## What this task involves
In the forum thread about the Delhi stunt bikers, why did the police say the second bullet hit the pillion rider instead of the tyre?

# Stunt biker killed, another injured in firing by Delhi cops



## rishitells (Jul 28, 2013)

> A group of over 100 bikers were performing dangerous stunts near Windsor Lane, not very far from the Parliament.
> 
> A PCR van which received a call about the bikers chased them, but the bikers fled from the spot. They were soon spotted by another PCR van, following which they pelted stones at the cops.
> 
> The police say they fired two rounds. One in the air and later a second one aimed at the tyre of a biker in an attempt to puncture it. Since the bike had its front tyre in the air, the bullet accidentally hit Karan Pandey, the man who was the pillion rider.



Source : Stunt biker killed, another injured in firing by Delhi cops | NDTV.com


----------



## sujoyp (Jul 28, 2013)

bikers were mad to attempt such thing near parliament...sheer stupidity


----------



## dashing.sujay (Jul 28, 2013)

^The roads near parliament are so compelling...vroom. . .


----------



## sujoyp (Jul 28, 2013)

comon its a high security area I suppose...and after that parliament attack the officer must be ready for anything....

and why did they throw stones on policemans ....uff ...and then when police man were firing they were still showing stunts...do they think its a movie or what


----------



## Nipun (Jul 28, 2013)

## Given information
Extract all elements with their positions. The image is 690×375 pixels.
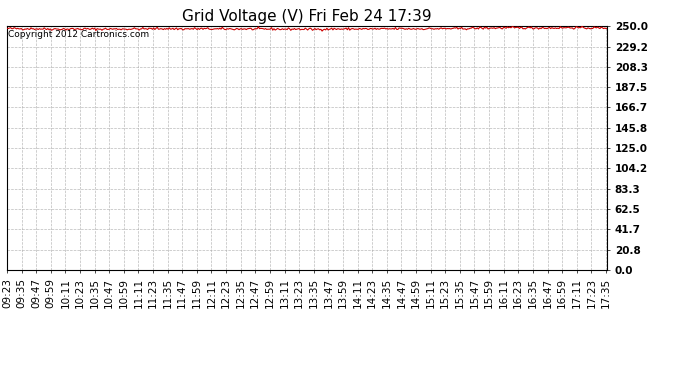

## Output below
The bike had its front tyre in the air.